** START Data in this exercise **

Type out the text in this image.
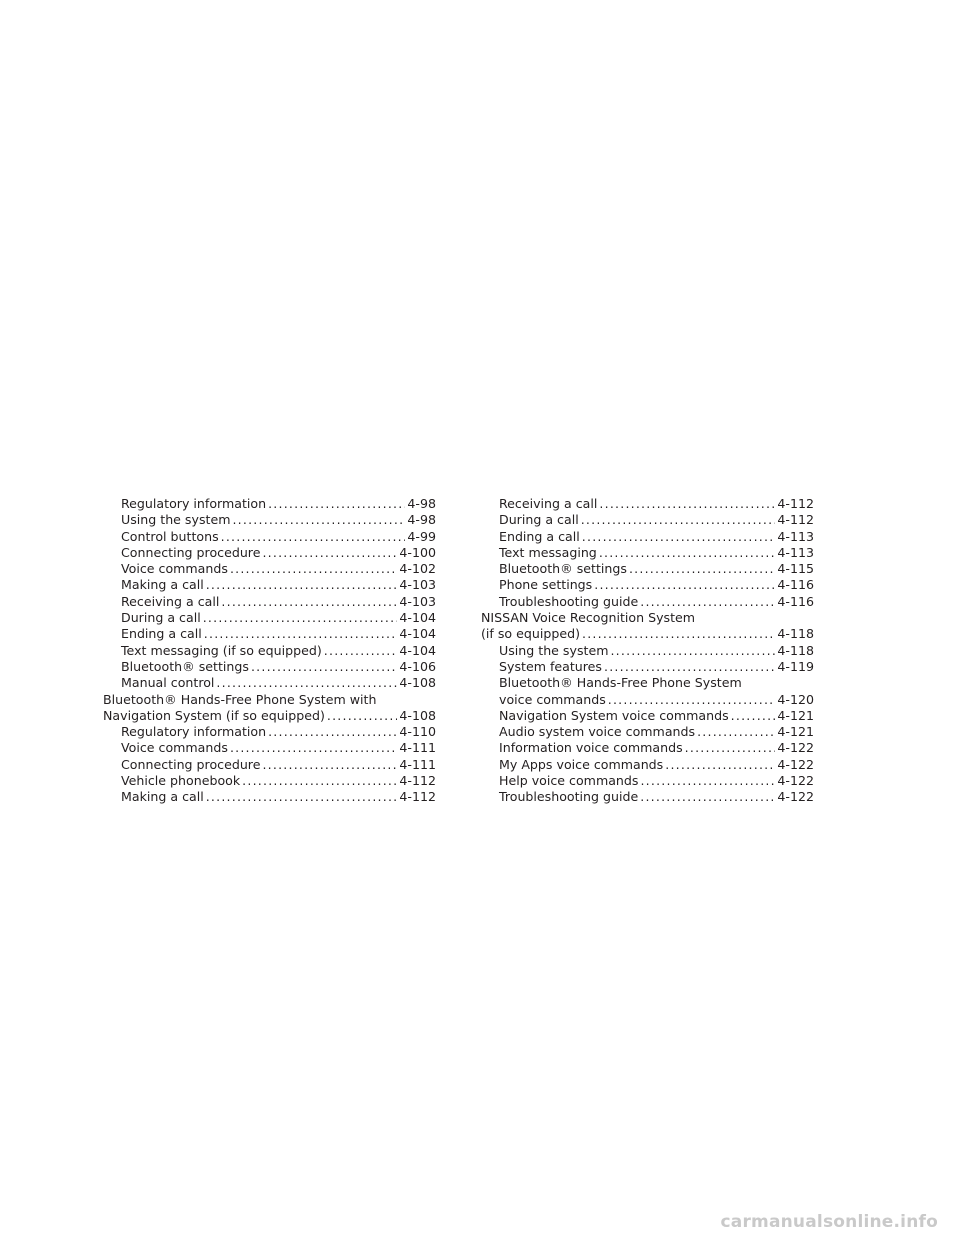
Regulatory information . . .	4-98
Using the system . . .	4-98
Control buttons . . .	4-99
Connecting procedure . . .	4-100
Voice commands . . .	4-102
Making a call . . .	4-103
Receiving a call . . .	4-103
During a call . . .	4-104
Ending a call . . .	4-104
Text messaging (if so equipped) . . .	4-104
Bluetooth® settings . . .	4-106
Manual control . . .	4-108
Bluetooth® Hands-Free Phone System with
Navigation System (if so equipped) . . .	4-108
Regulatory information . . .	4-110
Voice commands . . .	4-111
Connecting procedure . . .	4-111
Vehicle phonebook . . .	4-112
Making a call . . .	4-112
Receiving a call . . .	4-112
During a call . . .	4-112
Ending a call . . .	4-113
Text messaging . . .	4-113
Bluetooth® settings . . .	4-115
Phone settings . . .	4-116
Troubleshooting guide . . .	4-116
NISSAN Voice Recognition System
(if so equipped) . . .	4-118
Using the system . . .	4-118
System features . . .	4-119
Bluetooth® Hands-Free Phone System
voice commands . . .	4-120
Navigation System voice commands . . .	4-121
Audio system voice commands . . .	4-121
Information voice commands . . .	4-122
My Apps voice commands . . .	4-122
Help voice commands . . .	4-122
Troubleshooting guide . . .	4-122
carmanualsonline.info
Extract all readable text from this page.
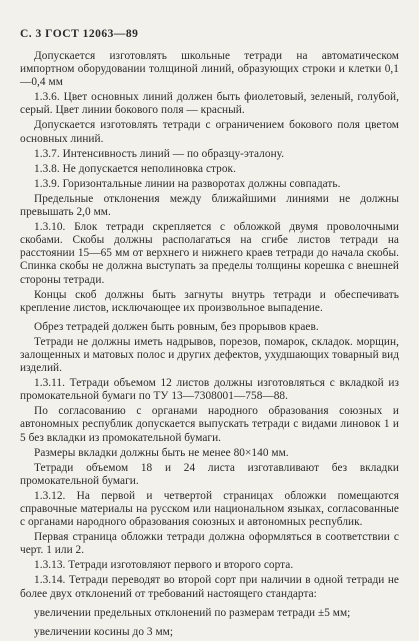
С. 3 ГОСТ 12063—89

Допускается изготовлять школьные тетради на автоматическом импортном оборудовании толщиной линий, образующих строки и клетки 0,1—0,4 мм

1.3.6. Цвет основных линий должен быть фиолетовый, зеленый, голубой, серый. Цвет линии бокового поля — красный.

Допускается изготовлять тетради с ограничением бокового поля цветом основных линий.

1.3.7. Интенсивность линий — по образцу-эталону.

1.3.8. Не допускается неполиновка строк.

1.3.9. Горизонтальные линии на разворотах должны совпадать.

Предельные отклонения между ближайшими линиями не должны превышать 2,0 мм.

1.3.10. Блок тетради скрепляется с обложкой двумя проволочными скобами. Скобы должны располагаться на сгибе листов тетради на расстоянии 15—65 мм от верхнего и нижнего краев тетради до начала скобы. Спинка скобы не должна выступать за пределы толщины корешка с внешней стороны тетради.

Концы скоб должны быть загнуты внутрь тетради и обеспечивать крепление листов, исключающее их произвольное выпадение.

Обрез тетрадей должен быть ровным, без прорывов краев.

Тетради не должны иметь надрывов, порезов, помарок, складок. морщин, залощенных и матовых полос и других дефектов, ухудшающих товарный вид изделий.

1.3.11. Тетради объемом 12 листов должны изготовляться с вкладкой из промокательной бумаги по ТУ 13—7308001—758—88.

По согласованию с органами народного образования союзных и автономных республик допускается выпускать тетради с видами линовок 1 и 5 без вкладки из промокательной бумаги.

Размеры вкладки должны быть не менее 80×140 мм.

Тетради объемом 18 и 24 листа изготавливают без вкладки промокательной бумаги.

1.3.12. На первой и четвертой страницах обложки помещаются справочные материалы на русском или национальном языках, согласованные с органами народного образования союзных и автономных республик.

Первая страница обложки тетради должна оформляться в соответствии с черт. 1 или 2.

1.3.13. Тетради изготовляют первого и второго сорта.

1.3.14. Тетради переводят во второй сорт при наличии в одной тетради не более двух отклонений от требований настоящего стандарта:

увеличении предельных отклонений по размерам тетради ±5 мм;

увеличении косины до 3 мм;
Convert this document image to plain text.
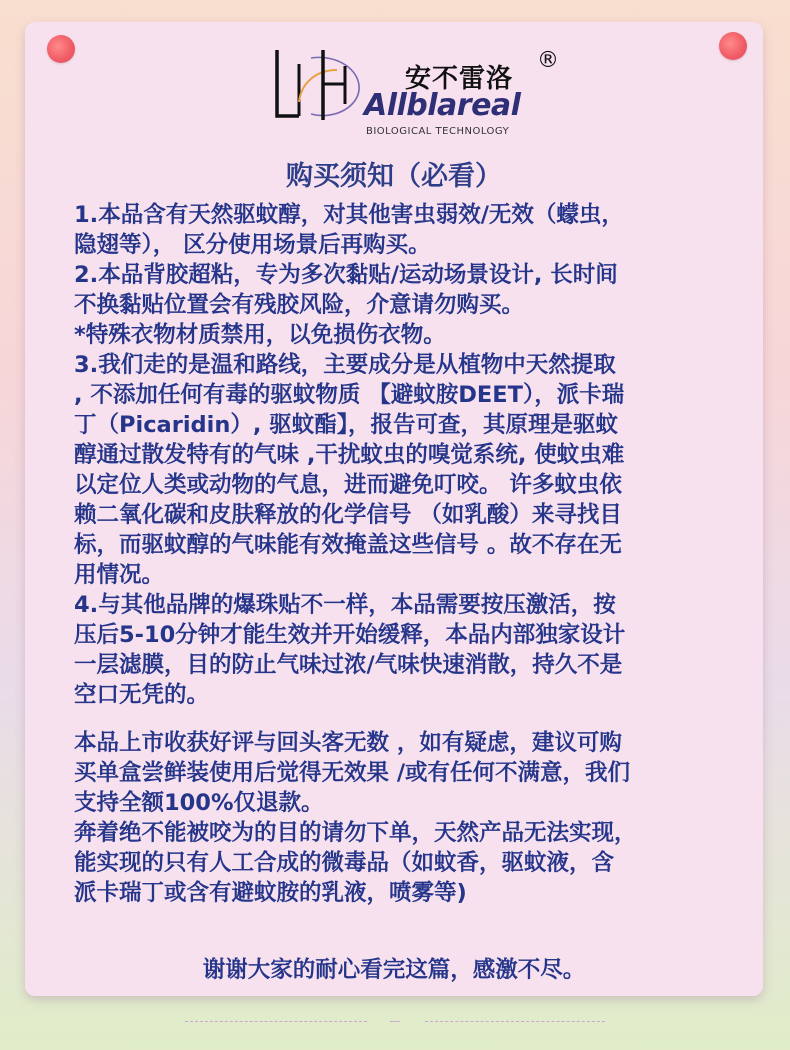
安不雷洛
®
Allblareal
BIOLOGICAL TECHNOLOGY
购买须知（必看）
1.本品含有天然驱蚊醇，对其他害虫弱效/无效（蠓虫，
隐翅等）， 区分使用场景后再购买。
2.本品背胶超粘，专为多次黏贴/运动场景设计, 长时间
不换黏贴位置会有残胶风险，介意请勿购买。
*特殊衣物材质禁用，以免损伤衣物。
3.我们走的是温和路线，主要成分是从植物中天然提取
, 不添加任何有毒的驱蚊物质 【避蚊胺DEET），派卡瑞
丁（Picaridin）, 驱蚊酯】，报告可查，其原理是驱蚊
醇通过散发特有的气味 ,干扰蚊虫的嗅觉系统, 使蚊虫难
以定位人类或动物的气息，进而避免叮咬。 许多蚊虫依
赖二氧化碳和皮肤释放的化学信号 （如乳酸）来寻找目
标，而驱蚊醇的气味能有效掩盖这些信号 。故不存在无
用情况。
4.与其他品牌的爆珠贴不一样，本品需要按压激活，按
压后5-10分钟才能生效并开始缓释，本品内部独家设计
一层滤膜，目的防止气味过浓/气味快速消散，持久不是
空口无凭的。
本品上市收获好评与回头客无数 ，如有疑虑，建议可购
买单盒尝鲜装使用后觉得无效果 /或有任何不满意，我们
支持全额100%仅退款。
奔着绝不能被咬为的目的请勿下单，天然产品无法实现，
能实现的只有人工合成的微毒品（如蚊香，驱蚊液，含
派卡瑞丁或含有避蚊胺的乳液，喷雾等)
谢谢大家的耐心看完这篇，感激不尽。
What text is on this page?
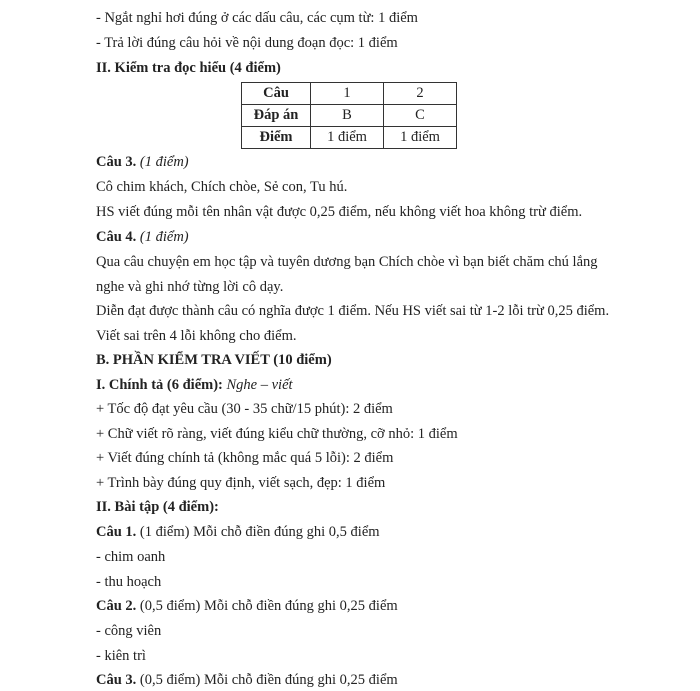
- Ngắt nghỉ hơi đúng ở các dấu câu, các cụm từ: 1 điểm
- Trả lời đúng câu hỏi về nội dung đoạn đọc: 1 điểm
II. Kiểm tra đọc hiểu (4 điểm)
Câu	1	2
Đáp án	B	C
Điểm	1 điểm	1 điểm
Câu 3. (1 điểm)
Cô chim khách, Chích chòe, Sẻ con, Tu hú.
HS viết đúng mỗi tên nhân vật được 0,25 điểm, nếu không viết hoa không trừ điểm.
Câu 4. (1 điểm)
Qua câu chuyện em học tập và tuyên dương bạn Chích chòe vì bạn biết chăm chú lắng
nghe và ghi nhớ từng lời cô dạy.
Diễn đạt được thành câu có nghĩa được 1 điểm. Nếu HS viết sai từ 1-2 lỗi trừ 0,25 điểm.
Viết sai trên 4 lỗi không cho điểm.
B. PHẦN KIỂM TRA VIẾT (10 điểm)
I. Chính tả (6 điểm): Nghe – viết
+ Tốc độ đạt yêu cầu (30 - 35 chữ/15 phút): 2 điểm
+ Chữ viết rõ ràng, viết đúng kiểu chữ thường, cỡ nhỏ: 1 điểm
+ Viết đúng chính tả (không mắc quá 5 lỗi): 2 điểm
+ Trình bày đúng quy định, viết sạch, đẹp: 1 điểm
II. Bài tập (4 điểm):
Câu 1. (1 điểm) Mỗi chỗ điền đúng ghi 0,5 điểm
- chim oanh
- thu hoạch
Câu 2. (0,5 điểm) Mỗi chỗ điền đúng ghi 0,25 điểm
- công viên
- kiên trì
Câu 3. (0,5 điểm) Mỗi chỗ điền đúng ghi 0,25 điểm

** END Data in this exercise **

### The problem
Search the records for the string "линий" and return every line in which it occurs.

### Exercise result
Допускается изготовлять школьные тетради на автоматическом импортном оборудовании толщиной линий, образующих строки и клетки 0,1—0,4 мм
1.3.6. Цвет основных линий должен быть фиолетовый, зеленый, голубой, серый. Цвет линии бокового поля — красный.
Допускается изготовлять тетради с ограничением бокового поля цветом основных линий.
1.3.7. Интенсивность линий — по образцу-эталону.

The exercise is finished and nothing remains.